• [Problem to solve]
Determine the number of lines in the listing below where the string "name" occurs; answer with the number alone.

════════════════════

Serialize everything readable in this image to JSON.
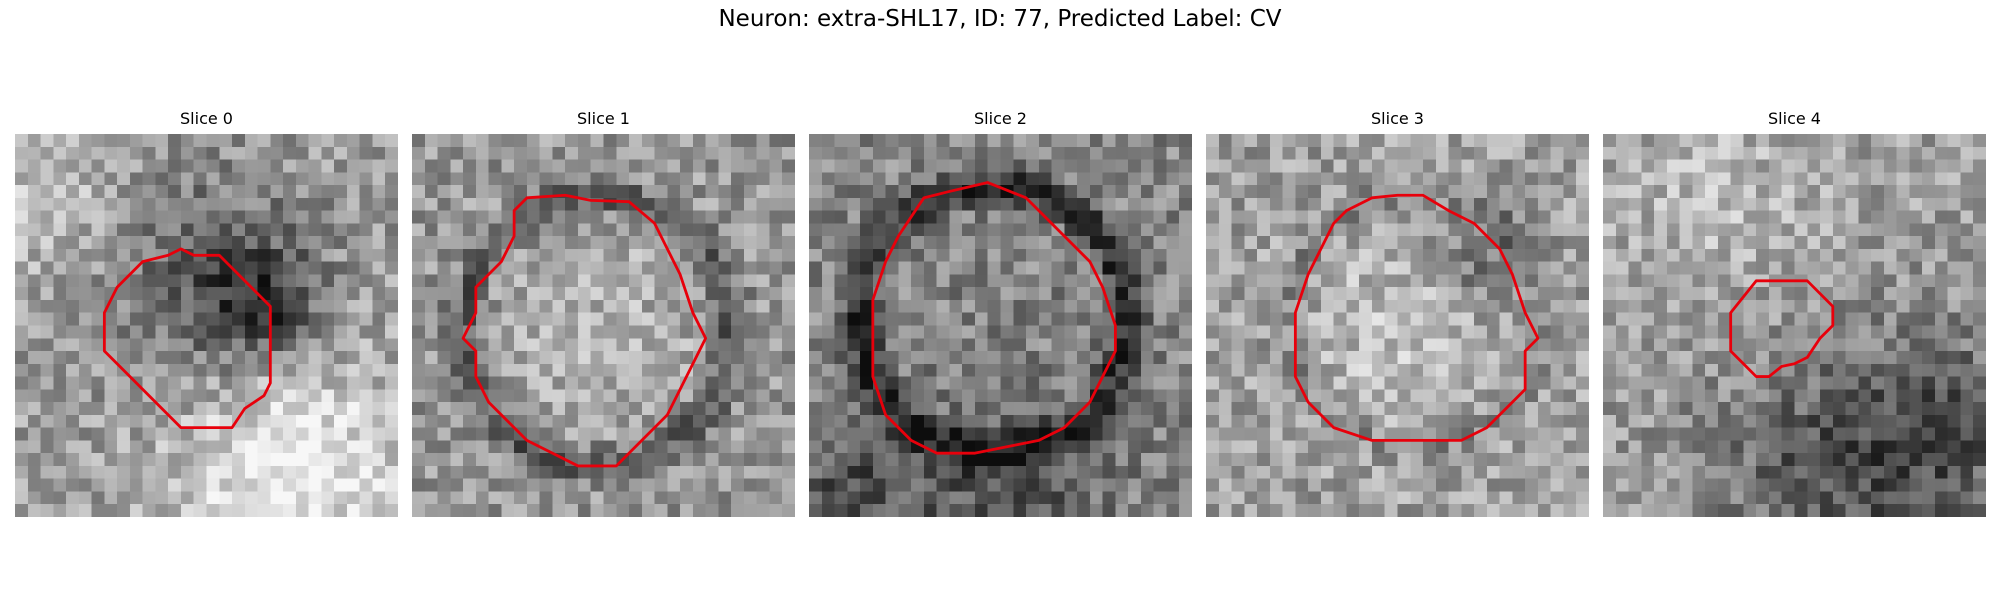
{
  "figure": {
    "title": "Neuron: extra-SHL17, ID: 77, Predicted Label: CV",
    "contour_color": "#e8000b",
    "grid_size": 30
  },
  "slices": [
    {
      "label": "Slice 0",
      "contour": [
        [
          13,
          9
        ],
        [
          14,
          9.5
        ],
        [
          16,
          9.5
        ],
        [
          20,
          13.5
        ],
        [
          20,
          19.5
        ],
        [
          19.5,
          20.5
        ],
        [
          18,
          21.5
        ],
        [
          17,
          23
        ],
        [
          13,
          23
        ],
        [
          8,
          18
        ],
        [
          7,
          17
        ],
        [
          7,
          14
        ],
        [
          8,
          12
        ],
        [
          10,
          10
        ],
        [
          12,
          9.5
        ]
      ]
    },
    {
      "label": "Slice 1",
      "contour": [
        [
          9,
          5
        ],
        [
          12,
          4.8
        ],
        [
          14,
          5.2
        ],
        [
          17,
          5.3
        ],
        [
          19,
          7
        ],
        [
          20,
          9
        ],
        [
          21,
          11
        ],
        [
          22,
          14
        ],
        [
          23,
          16
        ],
        [
          21,
          20
        ],
        [
          20,
          22
        ],
        [
          18,
          24
        ],
        [
          16,
          26
        ],
        [
          13,
          26
        ],
        [
          11,
          25
        ],
        [
          9,
          24
        ],
        [
          6,
          21
        ],
        [
          5,
          19
        ],
        [
          5,
          17
        ],
        [
          4,
          16
        ],
        [
          5,
          14
        ],
        [
          5,
          12
        ],
        [
          7,
          10
        ],
        [
          8,
          8
        ],
        [
          8,
          6
        ]
      ]
    },
    {
      "label": "Slice 2",
      "contour": [
        [
          9,
          5
        ],
        [
          11,
          4.5
        ],
        [
          14,
          3.8
        ],
        [
          17,
          5
        ],
        [
          19,
          7
        ],
        [
          20,
          8
        ],
        [
          22,
          10
        ],
        [
          23,
          12
        ],
        [
          24,
          15
        ],
        [
          24,
          17
        ],
        [
          23,
          19
        ],
        [
          22,
          21
        ],
        [
          20,
          23
        ],
        [
          18,
          24
        ],
        [
          13,
          25
        ],
        [
          10,
          25
        ],
        [
          8,
          24
        ],
        [
          6,
          22
        ],
        [
          5,
          19
        ],
        [
          5,
          16
        ],
        [
          5,
          13
        ],
        [
          6,
          10
        ],
        [
          7,
          8
        ]
      ]
    },
    {
      "label": "Slice 3",
      "contour": [
        [
          13,
          5
        ],
        [
          15,
          4.8
        ],
        [
          17,
          4.8
        ],
        [
          19,
          6
        ],
        [
          21,
          7
        ],
        [
          23,
          9
        ],
        [
          24,
          11
        ],
        [
          25,
          14
        ],
        [
          26,
          16
        ],
        [
          25,
          17
        ],
        [
          25,
          20
        ],
        [
          24,
          21
        ],
        [
          22,
          23
        ],
        [
          20,
          24
        ],
        [
          17,
          24
        ],
        [
          13,
          24
        ],
        [
          10,
          23
        ],
        [
          8,
          21
        ],
        [
          7,
          19
        ],
        [
          7,
          16
        ],
        [
          7,
          14
        ],
        [
          8,
          11
        ],
        [
          9,
          9
        ],
        [
          10,
          7
        ],
        [
          11,
          6
        ]
      ]
    },
    {
      "label": "Slice 4",
      "contour": [
        [
          12,
          11.5
        ],
        [
          14,
          11.5
        ],
        [
          16,
          11.5
        ],
        [
          18,
          13.5
        ],
        [
          18,
          15
        ],
        [
          17,
          16
        ],
        [
          16,
          17.5
        ],
        [
          15,
          18
        ],
        [
          14,
          18.2
        ],
        [
          13,
          19
        ],
        [
          12,
          19
        ],
        [
          11,
          18
        ],
        [
          10,
          17
        ],
        [
          10,
          14
        ]
      ]
    }
  ]
}
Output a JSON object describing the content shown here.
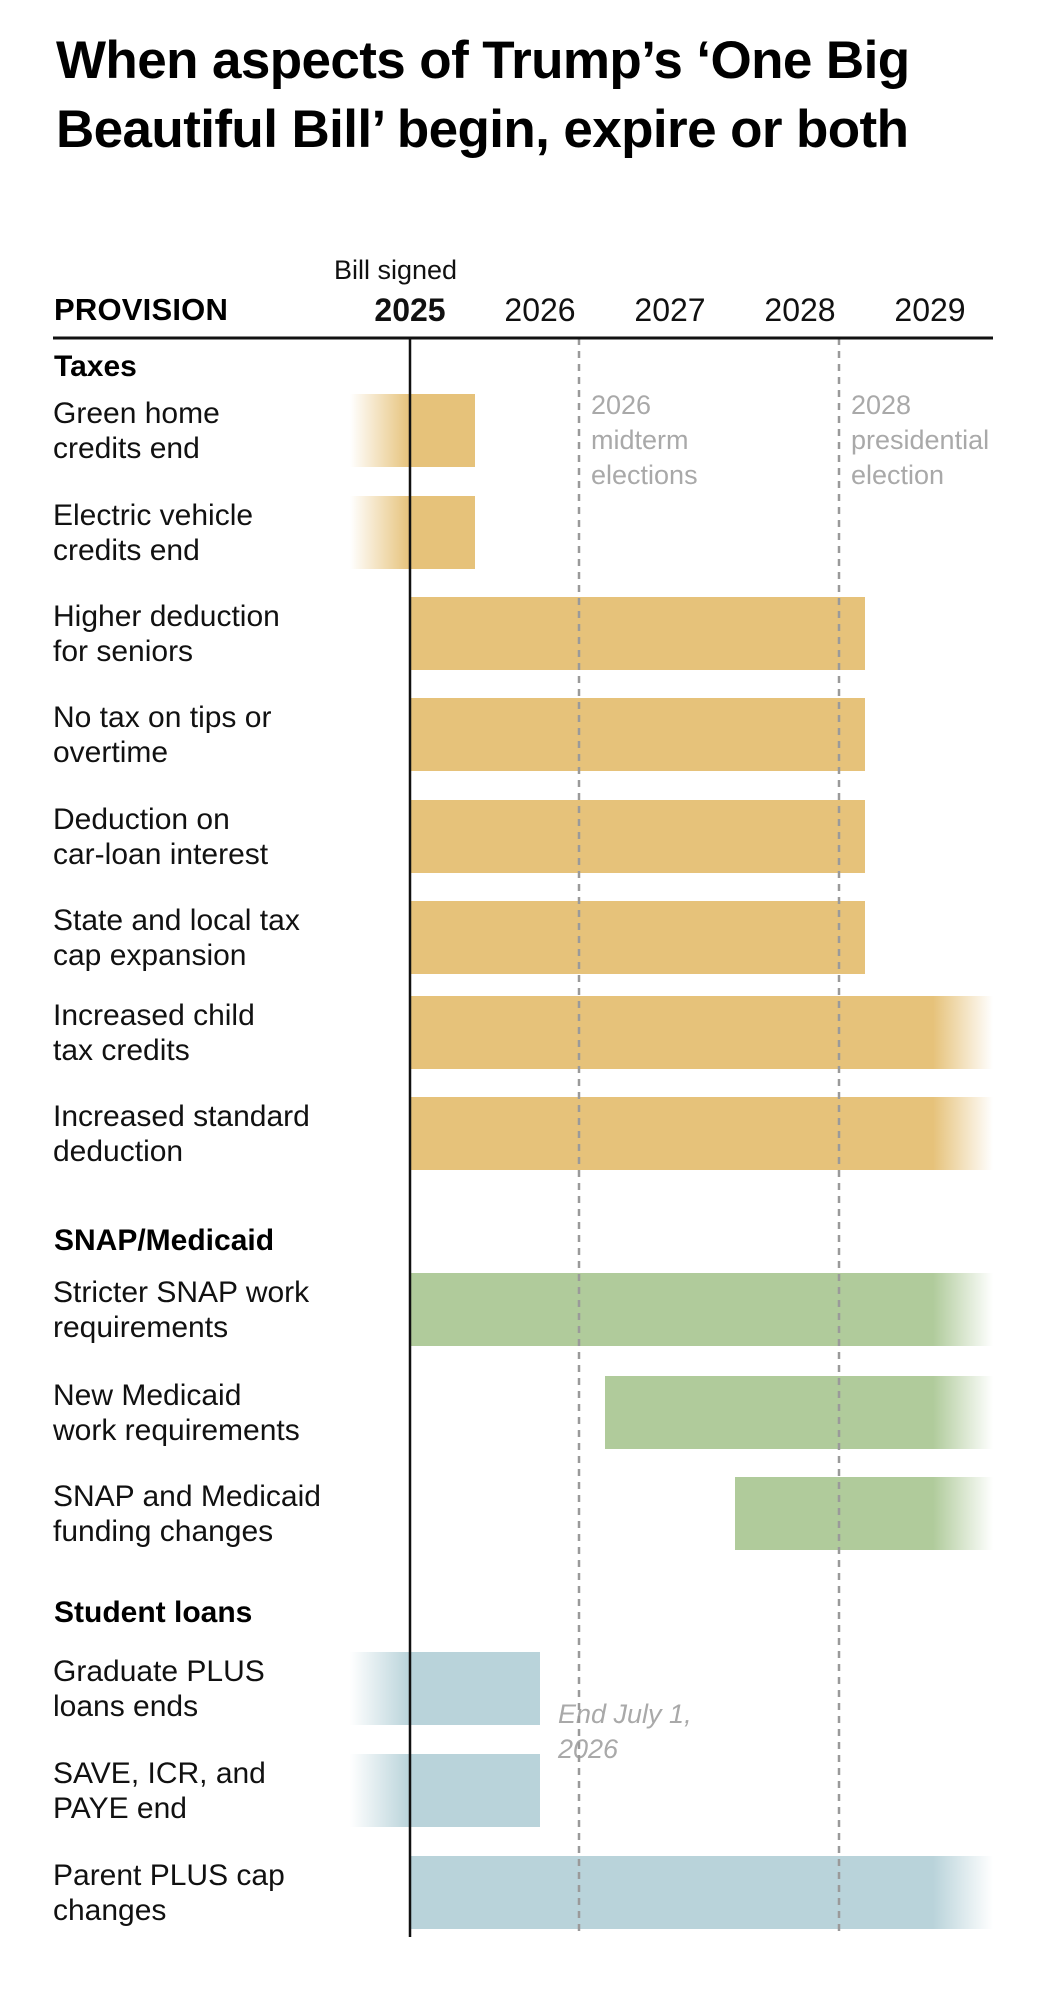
{
  "chart_data": {
    "type": "gantt-timeline",
    "title": "When aspects of Trump’s ‘One Big Beautiful Bill’ begin, expire or both",
    "column_header": "PROVISION",
    "x_axis": {
      "ticks": [
        {
          "label": "2025",
          "year": 2025,
          "bold": true
        },
        {
          "label": "2026",
          "year": 2026,
          "bold": false
        },
        {
          "label": "2027",
          "year": 2027,
          "bold": false
        },
        {
          "label": "2028",
          "year": 2028,
          "bold": false
        },
        {
          "label": "2029",
          "year": 2029,
          "bold": false
        }
      ],
      "range": [
        2025.0,
        2030.0
      ],
      "bill_signed": {
        "label": "Bill signed",
        "date": 2025.5
      }
    },
    "reference_lines": [
      {
        "date": 2026.8,
        "label_lines": [
          "2026",
          "midterm",
          "elections"
        ]
      },
      {
        "date": 2028.8,
        "label_lines": [
          "2028",
          "presidential",
          "election"
        ]
      }
    ],
    "colors": {
      "Taxes": "#e6c27a",
      "SNAP/Medicaid": "#b0cb9b",
      "Student loans": "#b9d3da",
      "axis": "#111111",
      "reference_line": "#9a9a9a",
      "annotation": "#a9a9a9"
    },
    "sections": [
      {
        "name": "Taxes",
        "rows": [
          {
            "label": "Green home credits end",
            "lines": [
              "Green home",
              "credits end"
            ],
            "start": null,
            "end": 2026.0,
            "open_start": true,
            "open_end": false
          },
          {
            "label": "Electric vehicle credits end",
            "lines": [
              "Electric vehicle",
              "credits end"
            ],
            "start": null,
            "end": 2026.0,
            "open_start": true,
            "open_end": false
          },
          {
            "label": "Higher deduction for seniors",
            "lines": [
              "Higher deduction",
              "for seniors"
            ],
            "start": 2025.5,
            "end": 2029.0,
            "open_start": false,
            "open_end": false
          },
          {
            "label": "No tax on tips or overtime",
            "lines": [
              "No tax on tips or",
              "overtime"
            ],
            "start": 2025.5,
            "end": 2029.0,
            "open_start": false,
            "open_end": false
          },
          {
            "label": "Deduction on car-loan interest",
            "lines": [
              "Deduction on",
              "car-loan interest"
            ],
            "start": 2025.5,
            "end": 2029.0,
            "open_start": false,
            "open_end": false
          },
          {
            "label": "State and local tax cap expansion",
            "lines": [
              "State and local tax",
              "cap expansion"
            ],
            "start": 2025.5,
            "end": 2029.0,
            "open_start": false,
            "open_end": false
          },
          {
            "label": "Increased child tax credits",
            "lines": [
              "Increased child",
              "tax credits"
            ],
            "start": 2025.5,
            "end": null,
            "open_start": false,
            "open_end": true
          },
          {
            "label": "Increased standard deduction",
            "lines": [
              "Increased standard",
              "deduction"
            ],
            "start": 2025.5,
            "end": null,
            "open_start": false,
            "open_end": true
          }
        ]
      },
      {
        "name": "SNAP/Medicaid",
        "rows": [
          {
            "label": "Stricter SNAP work requirements",
            "lines": [
              "Stricter SNAP work",
              "requirements"
            ],
            "start": 2025.5,
            "end": null,
            "open_start": false,
            "open_end": true
          },
          {
            "label": "New Medicaid work requirements",
            "lines": [
              "New Medicaid",
              "work requirements"
            ],
            "start": 2027.0,
            "end": null,
            "open_start": false,
            "open_end": true
          },
          {
            "label": "SNAP and Medicaid funding changes",
            "lines": [
              "SNAP and Medicaid",
              "funding changes"
            ],
            "start": 2028.0,
            "end": null,
            "open_start": false,
            "open_end": true
          }
        ]
      },
      {
        "name": "Student loans",
        "rows": [
          {
            "label": "Graduate PLUS loans ends",
            "lines": [
              "Graduate PLUS",
              "loans ends"
            ],
            "start": null,
            "end": 2026.5,
            "open_start": true,
            "open_end": false
          },
          {
            "label": "SAVE, ICR, and PAYE end",
            "lines": [
              "SAVE, ICR, and",
              "PAYE end"
            ],
            "start": null,
            "end": 2026.5,
            "open_start": true,
            "open_end": false
          },
          {
            "label": "Parent PLUS cap changes",
            "lines": [
              "Parent PLUS cap",
              "changes"
            ],
            "start": 2025.5,
            "end": null,
            "open_start": false,
            "open_end": true
          }
        ]
      }
    ],
    "annotations": [
      {
        "text_lines": [
          "End July 1,",
          "2026"
        ],
        "date": 2026.5,
        "section": "Student loans",
        "style": "italic"
      }
    ]
  },
  "header": {
    "title": "When aspects of Trump’s ‘One Big Beautiful Bill’ begin, expire or both",
    "provision_label": "PROVISION",
    "bill_signed_label": "Bill signed"
  }
}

════════════════════

• [The completed task]
3